Excerpt provided:
+ + + + +
By Art Kleiner, editor-in-chief of strategy+business.
The idea of using mindfulness as a guide to better business practices has taken on such currency as a management fad lately that it already has a detractor: The New Republic’s Silicon Valley curmudgeon, Evgeny Morozov. Known for his skepticism about Internet-fueled democracy, Morozov has penned a new article called “The Mindfulness Racket,” in which he claims that workplace meditation—the leading edge of the fad—is a weak substitute for the substantial change that businesses really need.
He doesn’t try to argue that mindfulness is ineffective in itself (though he does diminish it as mere “unplugging”). He can’t claim ineffectiveness because the evidence is clear that it helps business people become more aware of their own thinking, especially in the high-pressure atmosphere of a mainstream corporate workplace. For example, a group of INSEAD professors recently found that meditation before a major decision leads to better outcomes. That’s why leadership experts like Tony Schwartz and Daniel Golemancontinue to write about mindfulness as a powerful and constructive technique.
I began to associate mindfulness with workplace effectiveness in the early 2000s when I began attending the Authentic Leadership in Action (ALIA) Institute Summer Leadership Intensive sessions, which take place each June. (I co-teach a class on Catalyzing Organizational Change with David Sable, a researcher of contemplative practice.) ALIA’s sessions, inspired by Tibetan Buddhism and a great deal of real-world business and social change experience, are based in part on the idea that mindfulness is a collective game.
Organizations can be designed, in fact, to foster contemplative awareness in every aspect of their processes and practices. For example, imagine a mindful approach to email. Mindfulness, as David Rock and neuroscientist Jeffrey Schwartz eloquently pointed out in strategy+business, is a technique for managing attention density: using the focus of your concentration to influence your habitual neural patterns to shift in constructive ways. Anything that consistently helps you distinguish constructive from destructive thoughts has a beneficial effect, which often ripples out to a larger group.
+ + + + +
Task directions:
Could you condense the paragraph in the article on workplace mindfulness that begins "I began to associate mindfulness" into a short bulleted list that keeps its main facts?
+ + + + +
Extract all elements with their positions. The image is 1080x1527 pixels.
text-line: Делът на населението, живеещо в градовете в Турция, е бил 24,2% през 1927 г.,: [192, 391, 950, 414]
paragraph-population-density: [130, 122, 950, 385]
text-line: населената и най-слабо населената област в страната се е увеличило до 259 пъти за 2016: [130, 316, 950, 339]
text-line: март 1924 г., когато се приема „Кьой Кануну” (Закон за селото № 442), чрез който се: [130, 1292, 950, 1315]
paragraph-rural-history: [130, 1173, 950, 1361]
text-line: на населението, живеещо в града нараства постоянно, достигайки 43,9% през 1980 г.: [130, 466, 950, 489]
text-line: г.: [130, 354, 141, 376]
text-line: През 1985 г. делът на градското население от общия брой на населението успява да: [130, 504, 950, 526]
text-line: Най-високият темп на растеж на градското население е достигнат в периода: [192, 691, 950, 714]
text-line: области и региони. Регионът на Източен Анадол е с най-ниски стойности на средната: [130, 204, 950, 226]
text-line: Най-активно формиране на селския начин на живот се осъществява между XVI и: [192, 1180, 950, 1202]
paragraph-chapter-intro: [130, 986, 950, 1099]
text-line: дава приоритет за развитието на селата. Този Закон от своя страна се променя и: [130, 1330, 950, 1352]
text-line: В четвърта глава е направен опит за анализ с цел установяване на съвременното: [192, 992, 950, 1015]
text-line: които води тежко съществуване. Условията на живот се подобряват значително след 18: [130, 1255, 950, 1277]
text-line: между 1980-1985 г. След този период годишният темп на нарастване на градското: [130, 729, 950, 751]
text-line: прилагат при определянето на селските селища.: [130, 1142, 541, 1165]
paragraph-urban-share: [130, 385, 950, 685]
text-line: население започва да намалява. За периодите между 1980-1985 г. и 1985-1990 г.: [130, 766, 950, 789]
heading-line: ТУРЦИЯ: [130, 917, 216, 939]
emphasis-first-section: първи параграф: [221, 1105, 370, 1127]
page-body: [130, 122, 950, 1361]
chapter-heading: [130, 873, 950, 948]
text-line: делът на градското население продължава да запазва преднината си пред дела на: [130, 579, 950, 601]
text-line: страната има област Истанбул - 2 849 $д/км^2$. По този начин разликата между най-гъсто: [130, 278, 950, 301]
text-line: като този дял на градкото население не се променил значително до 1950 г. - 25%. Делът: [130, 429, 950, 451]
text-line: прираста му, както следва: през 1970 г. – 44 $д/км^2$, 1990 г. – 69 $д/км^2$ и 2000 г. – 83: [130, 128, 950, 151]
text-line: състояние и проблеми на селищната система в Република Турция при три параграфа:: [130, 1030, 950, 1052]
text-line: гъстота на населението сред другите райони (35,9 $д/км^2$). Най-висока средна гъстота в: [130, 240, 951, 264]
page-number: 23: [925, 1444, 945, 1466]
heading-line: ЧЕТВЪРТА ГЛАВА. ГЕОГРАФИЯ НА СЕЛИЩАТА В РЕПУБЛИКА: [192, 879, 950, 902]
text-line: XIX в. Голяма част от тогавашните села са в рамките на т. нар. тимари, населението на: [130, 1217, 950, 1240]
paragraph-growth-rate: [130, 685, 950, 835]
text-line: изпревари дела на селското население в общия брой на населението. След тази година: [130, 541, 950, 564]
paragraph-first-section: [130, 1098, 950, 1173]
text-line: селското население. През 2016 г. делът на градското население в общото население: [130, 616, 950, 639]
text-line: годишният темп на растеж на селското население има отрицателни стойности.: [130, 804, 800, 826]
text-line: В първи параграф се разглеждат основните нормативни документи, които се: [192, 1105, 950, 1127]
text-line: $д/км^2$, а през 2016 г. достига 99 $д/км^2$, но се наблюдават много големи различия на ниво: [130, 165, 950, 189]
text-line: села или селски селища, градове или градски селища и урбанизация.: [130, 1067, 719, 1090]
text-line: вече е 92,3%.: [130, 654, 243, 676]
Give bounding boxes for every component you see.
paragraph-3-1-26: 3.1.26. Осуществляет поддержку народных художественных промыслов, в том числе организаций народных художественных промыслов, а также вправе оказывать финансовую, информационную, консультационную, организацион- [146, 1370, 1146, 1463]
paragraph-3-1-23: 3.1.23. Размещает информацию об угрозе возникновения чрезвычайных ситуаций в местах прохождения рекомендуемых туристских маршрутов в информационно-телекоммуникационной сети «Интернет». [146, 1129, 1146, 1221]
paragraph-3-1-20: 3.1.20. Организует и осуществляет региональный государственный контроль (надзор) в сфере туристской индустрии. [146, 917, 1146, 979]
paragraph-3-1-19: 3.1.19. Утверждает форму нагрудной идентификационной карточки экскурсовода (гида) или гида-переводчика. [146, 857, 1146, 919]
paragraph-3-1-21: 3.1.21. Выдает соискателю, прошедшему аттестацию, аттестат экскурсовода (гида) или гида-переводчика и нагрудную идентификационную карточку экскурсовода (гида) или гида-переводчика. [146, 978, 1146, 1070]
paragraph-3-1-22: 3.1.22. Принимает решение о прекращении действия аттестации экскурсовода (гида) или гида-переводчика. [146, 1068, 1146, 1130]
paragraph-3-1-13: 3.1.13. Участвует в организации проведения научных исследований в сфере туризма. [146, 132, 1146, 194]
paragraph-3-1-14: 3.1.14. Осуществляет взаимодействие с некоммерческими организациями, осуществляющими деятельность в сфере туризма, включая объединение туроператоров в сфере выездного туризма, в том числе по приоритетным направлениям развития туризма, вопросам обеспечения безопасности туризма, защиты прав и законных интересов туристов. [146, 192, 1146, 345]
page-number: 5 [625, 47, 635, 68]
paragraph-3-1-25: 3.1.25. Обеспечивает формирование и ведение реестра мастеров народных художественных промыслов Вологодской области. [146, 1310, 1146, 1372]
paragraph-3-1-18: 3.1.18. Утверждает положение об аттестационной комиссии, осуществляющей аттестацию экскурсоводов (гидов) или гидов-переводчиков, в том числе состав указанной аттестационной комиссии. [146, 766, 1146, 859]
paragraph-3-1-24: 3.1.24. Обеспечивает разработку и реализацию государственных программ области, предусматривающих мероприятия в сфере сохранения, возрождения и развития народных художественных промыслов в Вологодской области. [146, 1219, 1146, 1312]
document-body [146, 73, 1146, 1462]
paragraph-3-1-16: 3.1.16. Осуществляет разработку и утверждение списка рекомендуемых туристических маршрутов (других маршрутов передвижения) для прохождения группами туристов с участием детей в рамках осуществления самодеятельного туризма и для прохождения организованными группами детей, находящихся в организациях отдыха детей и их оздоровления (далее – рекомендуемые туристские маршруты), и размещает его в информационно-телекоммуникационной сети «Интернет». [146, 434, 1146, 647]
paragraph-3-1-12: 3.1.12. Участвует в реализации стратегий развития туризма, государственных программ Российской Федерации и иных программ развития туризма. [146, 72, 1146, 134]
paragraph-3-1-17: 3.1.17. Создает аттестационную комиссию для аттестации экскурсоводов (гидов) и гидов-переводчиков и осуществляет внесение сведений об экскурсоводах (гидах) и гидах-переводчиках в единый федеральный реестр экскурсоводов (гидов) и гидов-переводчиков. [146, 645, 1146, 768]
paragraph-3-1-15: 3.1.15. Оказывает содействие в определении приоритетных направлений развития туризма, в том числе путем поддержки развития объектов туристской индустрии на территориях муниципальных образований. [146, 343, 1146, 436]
+ + + + +
Solution to this task:
- The author began linking mindfulness with workplace effectiveness in the early 2000s, after starting to attend the Authentic Leadership in Action (ALIA) Institute Summer Leadership Intensive sessions, held each June.
- The author co-teaches a class there, Catalyzing Organizational Change, with David Sable, a researcher of contemplative practice.
- ALIA's sessions draw on Tibetan Buddhism and extensive real-world business and social change experience.
- They rest partly on the idea that mindfulness is a collective game.